# The exercise
Retype all material exactly. Pictures stay out of the copy.

# Provided entries
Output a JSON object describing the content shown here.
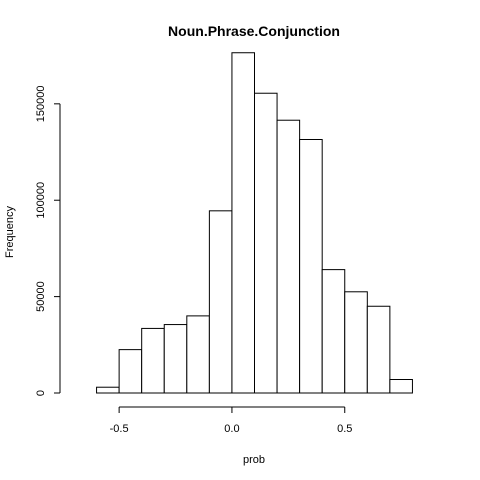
{
  "chart_data": {
    "type": "bar",
    "title": "Noun.Phrase.Conjunction",
    "xlabel": "prob",
    "ylabel": "Frequency",
    "xlim": [
      -0.7,
      0.9
    ],
    "ylim": [
      0,
      180000
    ],
    "x_ticks": [
      -0.5,
      0.0,
      0.5
    ],
    "x_tick_labels": [
      "-0.5",
      "0.0",
      "0.5"
    ],
    "y_ticks": [
      0,
      50000,
      100000,
      150000
    ],
    "y_tick_labels": [
      "0",
      "50000",
      "100000",
      "150000"
    ],
    "bins": [
      {
        "x0": -0.6,
        "x1": -0.5,
        "count": 3000
      },
      {
        "x0": -0.5,
        "x1": -0.4,
        "count": 22500
      },
      {
        "x0": -0.4,
        "x1": -0.3,
        "count": 33500
      },
      {
        "x0": -0.3,
        "x1": -0.2,
        "count": 35500
      },
      {
        "x0": -0.2,
        "x1": -0.1,
        "count": 40000
      },
      {
        "x0": -0.1,
        "x1": 0.0,
        "count": 94500
      },
      {
        "x0": 0.0,
        "x1": 0.1,
        "count": 176500
      },
      {
        "x0": 0.1,
        "x1": 0.2,
        "count": 155500
      },
      {
        "x0": 0.2,
        "x1": 0.3,
        "count": 141500
      },
      {
        "x0": 0.3,
        "x1": 0.4,
        "count": 131500
      },
      {
        "x0": 0.4,
        "x1": 0.5,
        "count": 64000
      },
      {
        "x0": 0.5,
        "x1": 0.6,
        "count": 52500
      },
      {
        "x0": 0.6,
        "x1": 0.7,
        "count": 45000
      },
      {
        "x0": 0.7,
        "x1": 0.8,
        "count": 7000
      }
    ],
    "grid": false,
    "legend": "none"
  }
}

# Result
Output a JSON object describing the content shown here.
{
  "chart_data": {
    "type": "bar",
    "title": "Noun.Phrase.Conjunction",
    "xlabel": "prob",
    "ylabel": "Frequency",
    "xlim": [
      -0.7,
      0.9
    ],
    "ylim": [
      0,
      180000
    ],
    "x_ticks": [
      -0.5,
      0.0,
      0.5
    ],
    "x_tick_labels": [
      "-0.5",
      "0.0",
      "0.5"
    ],
    "y_ticks": [
      0,
      50000,
      100000,
      150000
    ],
    "y_tick_labels": [
      "0",
      "50000",
      "100000",
      "150000"
    ],
    "bins": [
      {
        "x0": -0.6,
        "x1": -0.5,
        "count": 3000
      },
      {
        "x0": -0.5,
        "x1": -0.4,
        "count": 22500
      },
      {
        "x0": -0.4,
        "x1": -0.3,
        "count": 33500
      },
      {
        "x0": -0.3,
        "x1": -0.2,
        "count": 35500
      },
      {
        "x0": -0.2,
        "x1": -0.1,
        "count": 40000
      },
      {
        "x0": -0.1,
        "x1": 0.0,
        "count": 94500
      },
      {
        "x0": 0.0,
        "x1": 0.1,
        "count": 176500
      },
      {
        "x0": 0.1,
        "x1": 0.2,
        "count": 155500
      },
      {
        "x0": 0.2,
        "x1": 0.3,
        "count": 141500
      },
      {
        "x0": 0.3,
        "x1": 0.4,
        "count": 131500
      },
      {
        "x0": 0.4,
        "x1": 0.5,
        "count": 64000
      },
      {
        "x0": 0.5,
        "x1": 0.6,
        "count": 52500
      },
      {
        "x0": 0.6,
        "x1": 0.7,
        "count": 45000
      },
      {
        "x0": 0.7,
        "x1": 0.8,
        "count": 7000
      }
    ],
    "grid": false,
    "legend": "none"
  }
}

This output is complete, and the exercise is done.